• What you need to do: The records below must be transcribed exactly. Do not include the pictures.

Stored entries
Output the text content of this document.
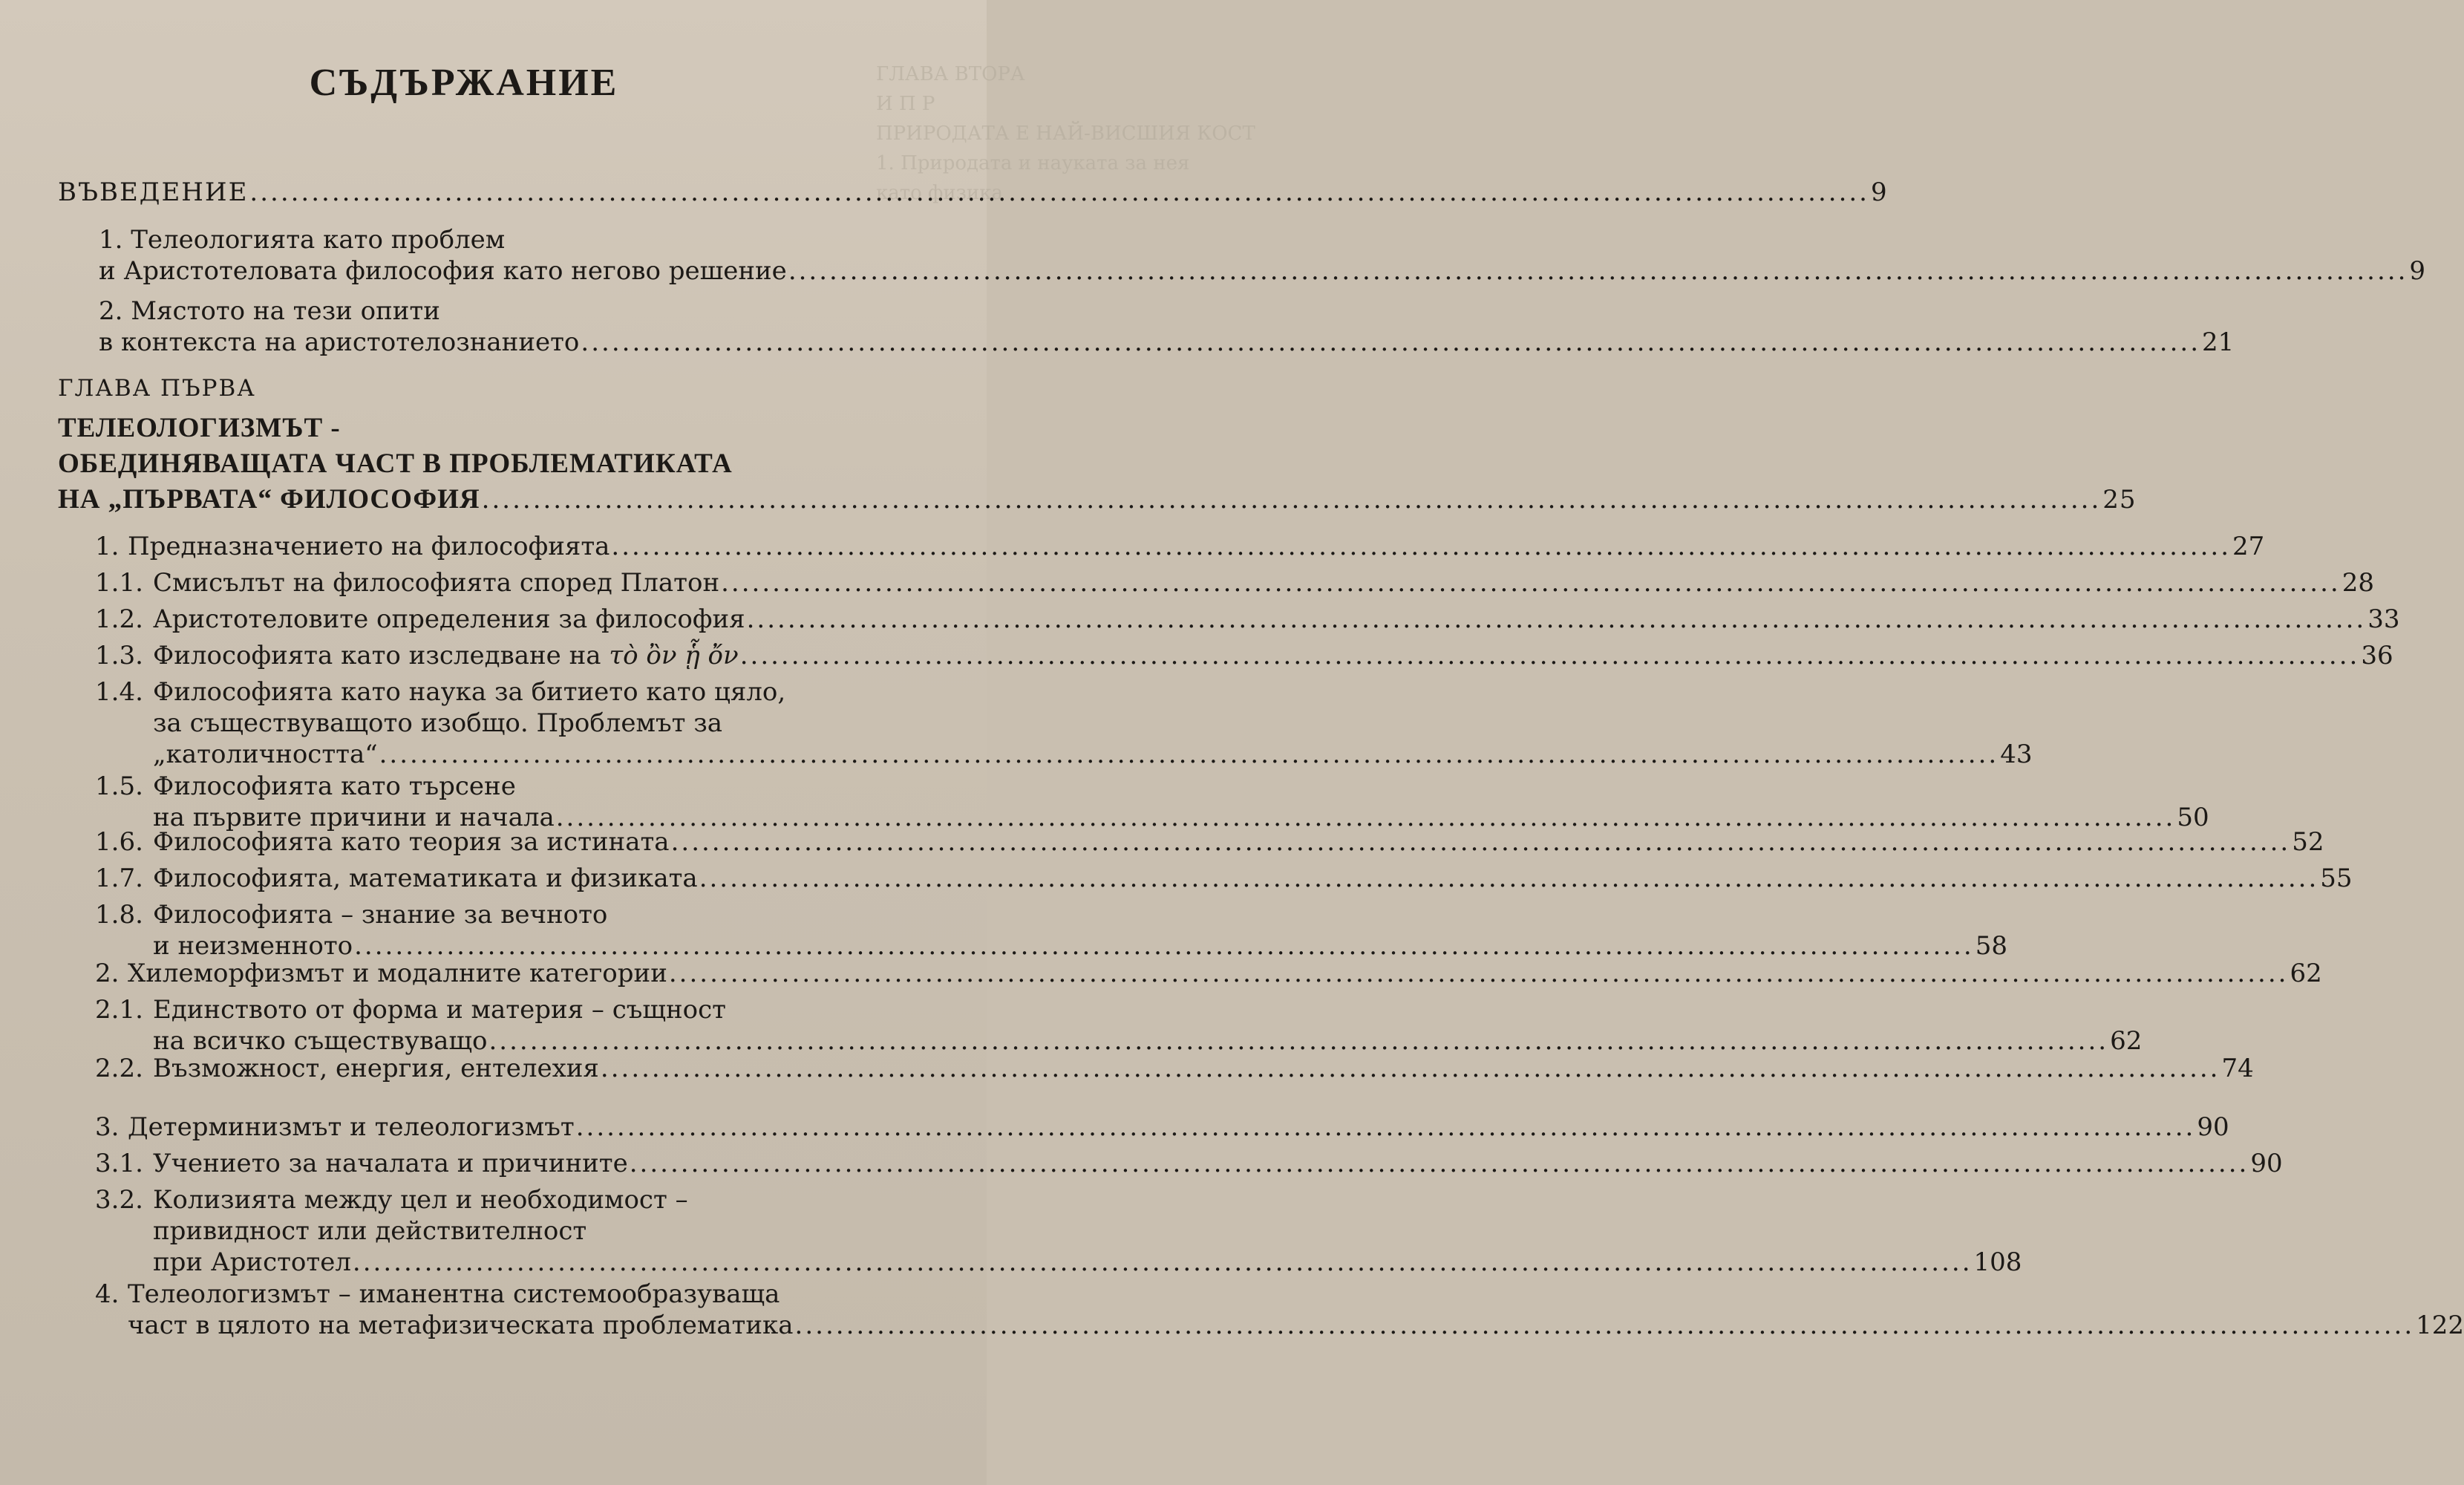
ГЛАВА ВТОРА
И П Р
ПРИРОДАТА Е НАЙ-ВИСШИЯ КОСТ
1. Природата и науката за нея
като физика
СЪДЪРЖАНИЕ
ВЪВЕДЕНИЕ .....	9
1. Телеологията като проблем
и Аристотеловата философия като негово решение .....	9
2. Мястото на тези опити
в контекста на аристотелознанието .....	21
ГЛАВА ПЪРВА
ТЕЛЕОЛОГИЗМЪТ -
ОБЕДИНЯВАЩАТА ЧАСТ В ПРОБЛЕМАТИКАТА
НА „ПЪРВАТА“ ФИЛОСОФИЯ .....	25
1. Предназначението на философията .....	27
1.1. Смисълът на философията според Платон .....	28
1.2. Аристотеловите определения за философия .....	33
1.3. Философията като изследване на τὸ ὂν ᾗ ὄν .....	36
1.4. Философията като наука за битието като цяло,
за съществуващото изобщо. Проблемът за
„католичността“ .....	43
1.5. Философията като търсене
на първите причини и начала .....	50
1.6. Философията като теория за истината .....	52
1.7. Философията, математиката и физиката .....	55
1.8. Философията – знание за вечното
и неизменното .....	58
2. Хилеморфизмът и модалните категории .....	62
2.1. Единството от форма и материя – същност
на всичко съществуващо .....	62
2.2. Възможност, енергия, ентелехия .....	74
3. Детерминизмът и телеологизмът .....	90
3.1. Учението за началата и причините .....	90
3.2. Колизията между цел и необходимост –
привидност или действителност
при Аристотел .....	108
4. Телеологизмът – иманентна системообразуваща
част в цялото на метафизическата проблематика .....	122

• Complete response:
Output the text content of this document.
ГЛАВА ВТОРА
И П Р
ПРИРОДАТА Е НАЙ-ВИСШИЯ КОСТ
1. Природата и науката за нея
като физика
СЪДЪРЖАНИЕ
ВЪВЕДЕНИЕ .....	9
1. Телеологията като проблем
и Аристотеловата философия като негово решение .....	9
2. Мястото на тези опити
в контекста на аристотелознанието .....	21
ГЛАВА ПЪРВА
ТЕЛЕОЛОГИЗМЪТ -
ОБЕДИНЯВАЩАТА ЧАСТ В ПРОБЛЕМАТИКАТА
НА „ПЪРВАТА“ ФИЛОСОФИЯ .....	25
1. Предназначението на философията .....	27
1.1. Смисълът на философията според Платон .....	28
1.2. Аристотеловите определения за философия .....	33
1.3. Философията като изследване на τὸ ὂν ᾗ ὄν .....	36
1.4. Философията като наука за битието като цяло,
за съществуващото изобщо. Проблемът за
„католичността“ .....	43
1.5. Философията като търсене
на първите причини и начала .....	50
1.6. Философията като теория за истината .....	52
1.7. Философията, математиката и физиката .....	55
1.8. Философията – знание за вечното
и неизменното .....	58
2. Хилеморфизмът и модалните категории .....	62
2.1. Единството от форма и материя – същност
на всичко съществуващо .....	62
2.2. Възможност, енергия, ентелехия .....	74
3. Детерминизмът и телеологизмът .....	90
3.1. Учението за началата и причините .....	90
3.2. Колизията между цел и необходимост –
привидност или действителност
при Аристотел .....	108
4. Телеологизмът – иманентна системообразуваща
част в цялото на метафизическата проблематика .....	122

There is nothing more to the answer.